## Task brief
Locate the string "sein" in the listing below. Copy every line where it is found.
=======
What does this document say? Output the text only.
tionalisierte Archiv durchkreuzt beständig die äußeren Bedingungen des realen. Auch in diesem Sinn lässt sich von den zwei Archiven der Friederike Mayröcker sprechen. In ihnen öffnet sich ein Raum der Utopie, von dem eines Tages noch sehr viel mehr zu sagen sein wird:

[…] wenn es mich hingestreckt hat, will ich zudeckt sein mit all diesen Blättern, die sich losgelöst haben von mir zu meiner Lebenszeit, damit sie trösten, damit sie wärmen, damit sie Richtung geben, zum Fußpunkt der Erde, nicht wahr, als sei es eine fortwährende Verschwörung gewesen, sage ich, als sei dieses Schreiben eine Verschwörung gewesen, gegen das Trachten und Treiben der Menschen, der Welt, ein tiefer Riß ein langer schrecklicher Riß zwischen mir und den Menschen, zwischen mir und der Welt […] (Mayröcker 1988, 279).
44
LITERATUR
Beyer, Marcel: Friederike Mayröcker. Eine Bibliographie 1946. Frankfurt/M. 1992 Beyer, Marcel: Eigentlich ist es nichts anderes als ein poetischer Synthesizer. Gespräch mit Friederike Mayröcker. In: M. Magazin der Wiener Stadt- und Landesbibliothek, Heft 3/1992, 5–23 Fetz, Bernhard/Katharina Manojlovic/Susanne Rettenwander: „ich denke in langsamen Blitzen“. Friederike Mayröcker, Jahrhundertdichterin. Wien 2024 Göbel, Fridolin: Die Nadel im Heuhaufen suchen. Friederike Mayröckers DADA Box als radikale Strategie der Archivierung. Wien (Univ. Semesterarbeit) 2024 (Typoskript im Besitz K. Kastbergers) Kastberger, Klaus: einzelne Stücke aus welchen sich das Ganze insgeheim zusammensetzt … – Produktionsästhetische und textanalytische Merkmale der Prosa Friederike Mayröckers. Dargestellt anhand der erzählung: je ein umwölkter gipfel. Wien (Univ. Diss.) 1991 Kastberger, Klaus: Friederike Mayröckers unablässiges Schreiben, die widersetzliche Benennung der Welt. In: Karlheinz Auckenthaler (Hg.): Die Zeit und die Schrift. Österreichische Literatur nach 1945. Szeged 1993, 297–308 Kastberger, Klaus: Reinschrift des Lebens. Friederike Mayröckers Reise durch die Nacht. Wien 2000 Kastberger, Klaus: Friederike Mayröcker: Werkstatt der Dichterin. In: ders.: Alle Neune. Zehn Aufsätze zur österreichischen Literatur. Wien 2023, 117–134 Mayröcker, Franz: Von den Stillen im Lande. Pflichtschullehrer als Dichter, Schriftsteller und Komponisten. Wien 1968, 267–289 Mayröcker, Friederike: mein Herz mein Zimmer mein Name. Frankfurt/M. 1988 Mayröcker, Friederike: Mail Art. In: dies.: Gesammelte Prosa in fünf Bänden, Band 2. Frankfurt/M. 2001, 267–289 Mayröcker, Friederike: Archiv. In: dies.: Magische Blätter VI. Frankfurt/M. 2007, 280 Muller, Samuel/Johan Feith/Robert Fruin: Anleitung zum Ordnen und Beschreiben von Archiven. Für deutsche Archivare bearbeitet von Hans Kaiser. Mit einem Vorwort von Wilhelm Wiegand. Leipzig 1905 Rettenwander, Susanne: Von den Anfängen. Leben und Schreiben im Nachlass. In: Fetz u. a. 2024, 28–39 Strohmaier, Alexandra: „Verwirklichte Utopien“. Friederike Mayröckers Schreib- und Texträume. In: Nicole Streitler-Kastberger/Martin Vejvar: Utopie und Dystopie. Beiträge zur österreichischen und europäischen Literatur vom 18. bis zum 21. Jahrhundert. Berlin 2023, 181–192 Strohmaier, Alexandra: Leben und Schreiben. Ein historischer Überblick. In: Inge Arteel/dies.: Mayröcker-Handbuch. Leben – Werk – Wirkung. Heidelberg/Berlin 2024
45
=======
## Exercise solution
tionalisierte Archiv durchkreuzt beständig die äußeren Bedingungen des realen. Auch in diesem Sinn lässt sich von den zwei Archiven der Friederike Mayröcker sprechen. In ihnen öffnet sich ein Raum der Utopie, von dem eines Tages noch sehr viel mehr zu sagen sein wird:
[…] wenn es mich hingestreckt hat, will ich zudeckt sein mit all diesen Blättern, die sich losgelöst haben von mir zu meiner Lebenszeit, damit sie trösten, damit sie wärmen, damit sie Richtung geben, zum Fußpunkt der Erde, nicht wahr, als sei es eine fortwährende Verschwörung gewesen, sage ich, als sei dieses Schreiben eine Verschwörung gewesen, gegen das Trachten und Treiben der Menschen, der Welt, ein tiefer Riß ein langer schrecklicher Riß zwischen mir und den Menschen, zwischen mir und der Welt […] (Mayröcker 1988, 279).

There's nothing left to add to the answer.